_Exercise brief:_ Reproduce each line of the material precisely.

Records contained in a dataset:
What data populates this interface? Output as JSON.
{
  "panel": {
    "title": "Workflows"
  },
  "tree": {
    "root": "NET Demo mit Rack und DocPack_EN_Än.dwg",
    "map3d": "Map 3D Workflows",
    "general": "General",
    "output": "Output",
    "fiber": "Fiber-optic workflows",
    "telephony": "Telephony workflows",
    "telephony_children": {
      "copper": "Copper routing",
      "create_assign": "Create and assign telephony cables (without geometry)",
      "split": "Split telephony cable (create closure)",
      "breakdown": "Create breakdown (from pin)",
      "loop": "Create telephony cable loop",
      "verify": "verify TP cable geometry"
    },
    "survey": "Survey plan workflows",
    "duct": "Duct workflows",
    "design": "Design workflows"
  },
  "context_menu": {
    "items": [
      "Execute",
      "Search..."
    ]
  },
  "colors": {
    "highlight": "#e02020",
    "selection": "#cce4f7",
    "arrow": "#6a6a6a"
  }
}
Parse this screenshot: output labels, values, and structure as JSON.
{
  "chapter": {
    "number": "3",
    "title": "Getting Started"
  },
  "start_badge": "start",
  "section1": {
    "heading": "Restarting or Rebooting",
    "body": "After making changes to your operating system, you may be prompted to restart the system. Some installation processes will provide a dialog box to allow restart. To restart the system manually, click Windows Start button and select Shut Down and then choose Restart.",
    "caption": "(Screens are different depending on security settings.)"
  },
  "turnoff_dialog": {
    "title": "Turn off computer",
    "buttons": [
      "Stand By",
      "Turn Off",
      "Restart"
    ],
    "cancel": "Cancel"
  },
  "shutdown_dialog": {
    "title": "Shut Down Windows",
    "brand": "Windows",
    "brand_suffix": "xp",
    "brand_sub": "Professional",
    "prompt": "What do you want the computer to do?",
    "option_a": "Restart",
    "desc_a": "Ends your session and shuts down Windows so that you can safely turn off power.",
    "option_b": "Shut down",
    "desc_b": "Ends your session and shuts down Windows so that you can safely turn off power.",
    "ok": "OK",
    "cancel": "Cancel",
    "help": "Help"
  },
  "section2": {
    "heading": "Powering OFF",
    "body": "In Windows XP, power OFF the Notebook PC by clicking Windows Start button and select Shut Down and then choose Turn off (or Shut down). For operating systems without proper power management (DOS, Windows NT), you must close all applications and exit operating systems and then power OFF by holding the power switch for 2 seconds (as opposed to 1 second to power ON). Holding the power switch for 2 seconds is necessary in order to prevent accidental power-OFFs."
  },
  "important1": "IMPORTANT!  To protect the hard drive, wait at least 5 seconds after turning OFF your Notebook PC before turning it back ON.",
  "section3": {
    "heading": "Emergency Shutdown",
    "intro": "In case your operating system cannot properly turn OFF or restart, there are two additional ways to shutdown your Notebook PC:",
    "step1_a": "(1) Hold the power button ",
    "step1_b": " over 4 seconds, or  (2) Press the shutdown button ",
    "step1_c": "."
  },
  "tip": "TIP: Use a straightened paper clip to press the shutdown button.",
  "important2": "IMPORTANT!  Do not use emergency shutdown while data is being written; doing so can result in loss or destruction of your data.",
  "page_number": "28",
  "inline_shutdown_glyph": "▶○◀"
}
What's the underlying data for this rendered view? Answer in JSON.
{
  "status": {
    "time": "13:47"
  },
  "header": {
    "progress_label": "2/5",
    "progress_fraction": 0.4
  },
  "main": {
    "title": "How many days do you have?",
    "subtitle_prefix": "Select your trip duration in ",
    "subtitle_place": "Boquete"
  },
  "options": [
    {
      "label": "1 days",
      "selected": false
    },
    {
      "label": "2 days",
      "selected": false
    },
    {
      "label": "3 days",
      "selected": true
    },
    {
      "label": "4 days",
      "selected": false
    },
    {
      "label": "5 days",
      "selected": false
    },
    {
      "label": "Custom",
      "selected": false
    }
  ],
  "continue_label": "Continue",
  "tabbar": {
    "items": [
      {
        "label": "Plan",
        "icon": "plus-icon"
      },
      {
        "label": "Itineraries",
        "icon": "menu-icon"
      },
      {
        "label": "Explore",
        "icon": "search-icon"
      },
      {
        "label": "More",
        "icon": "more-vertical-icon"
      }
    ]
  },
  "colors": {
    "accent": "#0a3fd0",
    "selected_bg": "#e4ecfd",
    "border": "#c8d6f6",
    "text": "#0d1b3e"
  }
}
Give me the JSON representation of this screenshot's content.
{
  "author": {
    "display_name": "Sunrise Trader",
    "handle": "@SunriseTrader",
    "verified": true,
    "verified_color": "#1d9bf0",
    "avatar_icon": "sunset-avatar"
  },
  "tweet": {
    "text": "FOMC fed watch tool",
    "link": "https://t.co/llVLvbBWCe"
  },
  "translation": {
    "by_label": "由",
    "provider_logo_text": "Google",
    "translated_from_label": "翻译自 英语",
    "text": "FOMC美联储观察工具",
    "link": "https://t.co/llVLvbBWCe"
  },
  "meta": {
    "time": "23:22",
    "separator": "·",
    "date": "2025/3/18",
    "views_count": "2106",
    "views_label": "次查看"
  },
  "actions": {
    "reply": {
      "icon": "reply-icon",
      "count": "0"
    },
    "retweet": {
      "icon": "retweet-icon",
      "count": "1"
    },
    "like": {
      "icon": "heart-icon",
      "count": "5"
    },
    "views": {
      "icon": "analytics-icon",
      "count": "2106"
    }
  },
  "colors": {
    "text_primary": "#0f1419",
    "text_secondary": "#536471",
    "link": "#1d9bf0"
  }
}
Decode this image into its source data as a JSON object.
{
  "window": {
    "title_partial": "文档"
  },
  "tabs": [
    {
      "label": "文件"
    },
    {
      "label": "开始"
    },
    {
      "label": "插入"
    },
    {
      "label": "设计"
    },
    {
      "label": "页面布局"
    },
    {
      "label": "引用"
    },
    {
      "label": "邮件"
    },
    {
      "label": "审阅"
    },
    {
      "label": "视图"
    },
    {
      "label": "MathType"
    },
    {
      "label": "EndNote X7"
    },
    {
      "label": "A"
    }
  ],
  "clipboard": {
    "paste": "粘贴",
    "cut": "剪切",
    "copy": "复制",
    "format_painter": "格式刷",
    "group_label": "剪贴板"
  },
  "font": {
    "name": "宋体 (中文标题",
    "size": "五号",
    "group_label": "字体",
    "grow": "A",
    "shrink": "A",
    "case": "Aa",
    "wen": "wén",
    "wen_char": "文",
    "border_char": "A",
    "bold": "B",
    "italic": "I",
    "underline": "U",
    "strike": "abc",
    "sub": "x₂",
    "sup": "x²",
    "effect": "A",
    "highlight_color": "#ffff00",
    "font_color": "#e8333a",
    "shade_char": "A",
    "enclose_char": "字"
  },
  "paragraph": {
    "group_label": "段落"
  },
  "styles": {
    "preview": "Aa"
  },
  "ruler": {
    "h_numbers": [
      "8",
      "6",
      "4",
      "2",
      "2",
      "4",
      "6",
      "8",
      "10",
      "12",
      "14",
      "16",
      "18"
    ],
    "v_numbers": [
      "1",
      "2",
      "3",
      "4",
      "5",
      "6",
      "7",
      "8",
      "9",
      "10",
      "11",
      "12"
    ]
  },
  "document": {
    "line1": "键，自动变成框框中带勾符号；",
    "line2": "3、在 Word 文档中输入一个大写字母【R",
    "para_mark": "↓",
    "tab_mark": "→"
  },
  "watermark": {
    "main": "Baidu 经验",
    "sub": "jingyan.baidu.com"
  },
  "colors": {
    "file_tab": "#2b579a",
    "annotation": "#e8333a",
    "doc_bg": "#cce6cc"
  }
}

_Answer for the task:_
What data populates this interface? Output as JSON.
{
  "panel": {
    "title": "Workflows"
  },
  "tree": {
    "root": "NET Demo mit Rack und DocPack_EN_Än.dwg",
    "map3d": "Map 3D Workflows",
    "general": "General",
    "output": "Output",
    "fiber": "Fiber-optic workflows",
    "telephony": "Telephony workflows",
    "telephony_children": {
      "copper": "Copper routing",
      "create_assign": "Create and assign telephony cables (without geometry)",
      "split": "Split telephony cable (create closure)",
      "breakdown": "Create breakdown (from pin)",
      "loop": "Create telephony cable loop",
      "verify": "verify TP cable geometry"
    },
    "survey": "Survey plan workflows",
    "duct": "Duct workflows",
    "design": "Design workflows"
  },
  "context_menu": {
    "items": [
      "Execute",
      "Search..."
    ]
  },
  "colors": {
    "highlight": "#e02020",
    "selection": "#cce4f7",
    "arrow": "#6a6a6a"
  }
}
Parse this screenshot: output labels, values, and structure as JSON.
{
  "chapter": {
    "number": "3",
    "title": "Getting Started"
  },
  "start_badge": "start",
  "section1": {
    "heading": "Restarting or Rebooting",
    "body": "After making changes to your operating system, you may be prompted to restart the system. Some installation processes will provide a dialog box to allow restart. To restart the system manually, click Windows Start button and select Shut Down and then choose Restart.",
    "caption": "(Screens are different depending on security settings.)"
  },
  "turnoff_dialog": {
    "title": "Turn off computer",
    "buttons": [
      "Stand By",
      "Turn Off",
      "Restart"
    ],
    "cancel": "Cancel"
  },
  "shutdown_dialog": {
    "title": "Shut Down Windows",
    "brand": "Windows",
    "brand_suffix": "xp",
    "brand_sub": "Professional",
    "prompt": "What do you want the computer to do?",
    "option_a": "Restart",
    "desc_a": "Ends your session and shuts down Windows so that you can safely turn off power.",
    "option_b": "Shut down",
    "desc_b": "Ends your session and shuts down Windows so that you can safely turn off power.",
    "ok": "OK",
    "cancel": "Cancel",
    "help": "Help"
  },
  "section2": {
    "heading": "Powering OFF",
    "body": "In Windows XP, power OFF the Notebook PC by clicking Windows Start button and select Shut Down and then choose Turn off (or Shut down). For operating systems without proper power management (DOS, Windows NT), you must close all applications and exit operating systems and then power OFF by holding the power switch for 2 seconds (as opposed to 1 second to power ON). Holding the power switch for 2 seconds is necessary in order to prevent accidental power-OFFs."
  },
  "important1": "IMPORTANT!  To protect the hard drive, wait at least 5 seconds after turning OFF your Notebook PC before turning it back ON.",
  "section3": {
    "heading": "Emergency Shutdown",
    "intro": "In case your operating system cannot properly turn OFF or restart, there are two additional ways to shutdown your Notebook PC:",
    "step1_a": "(1) Hold the power button ",
    "step1_b": " over 4 seconds, or  (2) Press the shutdown button ",
    "step1_c": "."
  },
  "tip": "TIP: Use a straightened paper clip to press the shutdown button.",
  "important2": "IMPORTANT!  Do not use emergency shutdown while data is being written; doing so can result in loss or destruction of your data.",
  "page_number": "28",
  "inline_shutdown_glyph": "▶○◀"
}
What's the underlying data for this rendered view? Answer in JSON.
{
  "status": {
    "time": "13:47"
  },
  "header": {
    "progress_label": "2/5",
    "progress_fraction": 0.4
  },
  "main": {
    "title": "How many days do you have?",
    "subtitle_prefix": "Select your trip duration in ",
    "subtitle_place": "Boquete"
  },
  "options": [
    {
      "label": "1 days",
      "selected": false
    },
    {
      "label": "2 days",
      "selected": false
    },
    {
      "label": "3 days",
      "selected": true
    },
    {
      "label": "4 days",
      "selected": false
    },
    {
      "label": "5 days",
      "selected": false
    },
    {
      "label": "Custom",
      "selected": false
    }
  ],
  "continue_label": "Continue",
  "tabbar": {
    "items": [
      {
        "label": "Plan",
        "icon": "plus-icon"
      },
      {
        "label": "Itineraries",
        "icon": "menu-icon"
      },
      {
        "label": "Explore",
        "icon": "search-icon"
      },
      {
        "label": "More",
        "icon": "more-vertical-icon"
      }
    ]
  },
  "colors": {
    "accent": "#0a3fd0",
    "selected_bg": "#e4ecfd",
    "border": "#c8d6f6",
    "text": "#0d1b3e"
  }
}
Give me the JSON representation of this screenshot's content.
{
  "author": {
    "display_name": "Sunrise Trader",
    "handle": "@SunriseTrader",
    "verified": true,
    "verified_color": "#1d9bf0",
    "avatar_icon": "sunset-avatar"
  },
  "tweet": {
    "text": "FOMC fed watch tool",
    "link": "https://t.co/llVLvbBWCe"
  },
  "translation": {
    "by_label": "由",
    "provider_logo_text": "Google",
    "translated_from_label": "翻译自 英语",
    "text": "FOMC美联储观察工具",
    "link": "https://t.co/llVLvbBWCe"
  },
  "meta": {
    "time": "23:22",
    "separator": "·",
    "date": "2025/3/18",
    "views_count": "2106",
    "views_label": "次查看"
  },
  "actions": {
    "reply": {
      "icon": "reply-icon",
      "count": "0"
    },
    "retweet": {
      "icon": "retweet-icon",
      "count": "1"
    },
    "like": {
      "icon": "heart-icon",
      "count": "5"
    },
    "views": {
      "icon": "analytics-icon",
      "count": "2106"
    }
  },
  "colors": {
    "text_primary": "#0f1419",
    "text_secondary": "#536471",
    "link": "#1d9bf0"
  }
}
Decode this image into its source data as a JSON object.
{
  "window": {
    "title_partial": "文档"
  },
  "tabs": [
    {
      "label": "文件"
    },
    {
      "label": "开始"
    },
    {
      "label": "插入"
    },
    {
      "label": "设计"
    },
    {
      "label": "页面布局"
    },
    {
      "label": "引用"
    },
    {
      "label": "邮件"
    },
    {
      "label": "审阅"
    },
    {
      "label": "视图"
    },
    {
      "label": "MathType"
    },
    {
      "label": "EndNote X7"
    },
    {
      "label": "A"
    }
  ],
  "clipboard": {
    "paste": "粘贴",
    "cut": "剪切",
    "copy": "复制",
    "format_painter": "格式刷",
    "group_label": "剪贴板"
  },
  "font": {
    "name": "宋体 (中文标题",
    "size": "五号",
    "group_label": "字体",
    "grow": "A",
    "shrink": "A",
    "case": "Aa",
    "wen": "wén",
    "wen_char": "文",
    "border_char": "A",
    "bold": "B",
    "italic": "I",
    "underline": "U",
    "strike": "abc",
    "sub": "x₂",
    "sup": "x²",
    "effect": "A",
    "highlight_color": "#ffff00",
    "font_color": "#e8333a",
    "shade_char": "A",
    "enclose_char": "字"
  },
  "paragraph": {
    "group_label": "段落"
  },
  "styles": {
    "preview": "Aa"
  },
  "ruler": {
    "h_numbers": [
      "8",
      "6",
      "4",
      "2",
      "2",
      "4",
      "6",
      "8",
      "10",
      "12",
      "14",
      "16",
      "18"
    ],
    "v_numbers": [
      "1",
      "2",
      "3",
      "4",
      "5",
      "6",
      "7",
      "8",
      "9",
      "10",
      "11",
      "12"
    ]
  },
  "document": {
    "line1": "键，自动变成框框中带勾符号；",
    "line2": "3、在 Word 文档中输入一个大写字母【R",
    "para_mark": "↓",
    "tab_mark": "→"
  },
  "watermark": {
    "main": "Baidu 经验",
    "sub": "jingyan.baidu.com"
  },
  "colors": {
    "file_tab": "#2b579a",
    "annotation": "#e8333a",
    "doc_bg": "#cce6cc"
  }
}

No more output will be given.